Document text:
■ ■ ■

Package 'MadanText'

Title: Persian Text Mining Tool for Frequency Analysis, Statistical Analysis, and Word Clouds
Description: This is an open-source software designed specifically for text mining in the Persian language. It allows users to examine word frequencies, download data for analysis, and generate word clouds. This tool is particularly useful for researchers and analysts working with Persian language data. This package mainly makes use of the 'PersianStemmer' (Safshekan, R., et al. (2019). <https://CRAN.R-project.org/package=PersianStemmer>), 'udpipe' (Wijffels, J., et al. (2023). <https://CRAN.R-project.org/package=udpipe>), and 'shiny' (Chang, W., et al. (2023). <https://CRAN.R-project.org/package=shiny>) packages.
Authors: Kido Ishikawa [aut, cre], Hasan Khosravi [aut]
Maintainer: Kido Ishikawa <[email protected]>
License: GPL-3
Version: 0.1.0
Built: 2024-11-01 06:42:54 UTC
Source: CRAN

Help Index


Convert to Data Frame

Description

This function converts the given object to a data frame.

Usage

ASDATA.FRAME(x)

Arguments

x

An object to be converted into a data frame.

Value

Returns a data frame with rows and columns corresponding to the original object's structure. If 'x' is a matrix, each column in the matrix becomes a column in the data frame. If 'x' is a list where all elements are of the same length, each element of the list becomes a column in the data frame. Attributes such as rownames, colnames, and dimnames (if any) are preserved in the conversion.

Examples

data <- ASDATA.FRAME(matrix(1:4, ncol = 2))

Persian Text Normalization and Stemming

Description

This function normalizes Persian text by replacing specific characters and applies stemming.

Usage

f3(x)

Arguments

x

A character vector of Persian text.

Value

Returns a character vector where each element is the normalized and stemmed version of the corresponding element in the input vector. Specifically, it performs character replacement and stemming on each element of the input, thereby returning a vector of the same length but with processed text. If an element cannot be processed, it will be returned as NA in the output vector.

Examples

## Not run: 
  text <- c("Persian text here")
  normalized_text <- f3(text)

## End(Not run)

Filter Data Frame by Document ID

Description

This function filters a data frame by the specified document ID. If the ID is 0, the entire data frame is returned.

Usage

f5(UPIP, I)

Arguments

UPIP

A data frame with a column named 'doc_id'.

I

An integer representing the document ID.

Value

Returns a subset of the input data frame ('UPIP') containing only the rows where the 'doc_id' column matches the specified document ID 'I'. If 'I' is 0, the function returns the entire data frame unmodified. The output is a data frame with the same structure as the input but potentially fewer rows, depending on the presence and frequency of the specified ID.

Examples

data <- data.frame(doc_id = 1:5, text = letters[1:5])
filtered_data <- f5(data, 2)

Extract Token Information from Data Frame

Description

This function extracts token, lemma, and part-of-speech (POS) tag information from a given data frame and compiles them into a new data frame.

■ ■ ■

Data segment:
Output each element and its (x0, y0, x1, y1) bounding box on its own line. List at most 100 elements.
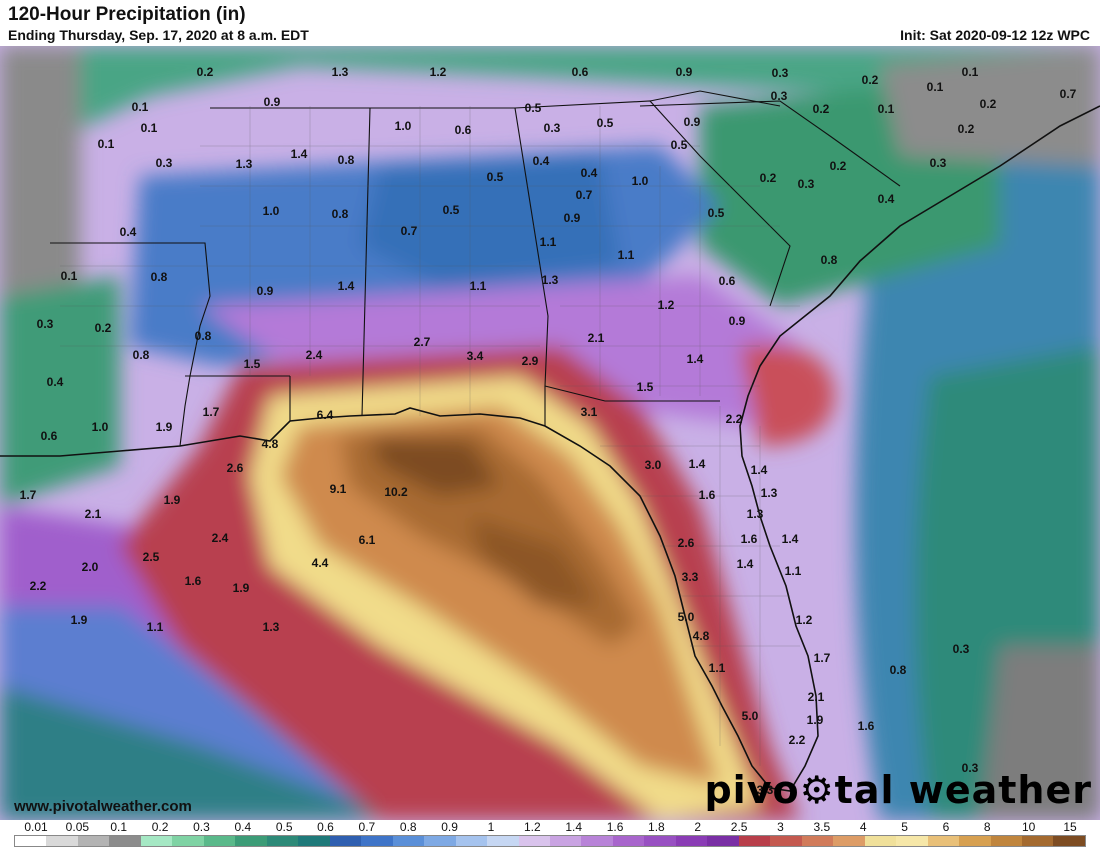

■ ■ ■

Problem:
Reproduce, word for word, everything in the MadanText package documentation from "normalized_text <- f3(text)" down to "frame is returned.".

Output:
normalized_text <- f3(text)

## End(Not run)

Filter Data Frame by Document ID

Description

This function filters a data frame by the specified document ID. If the ID is 0, the entire data frame is returned.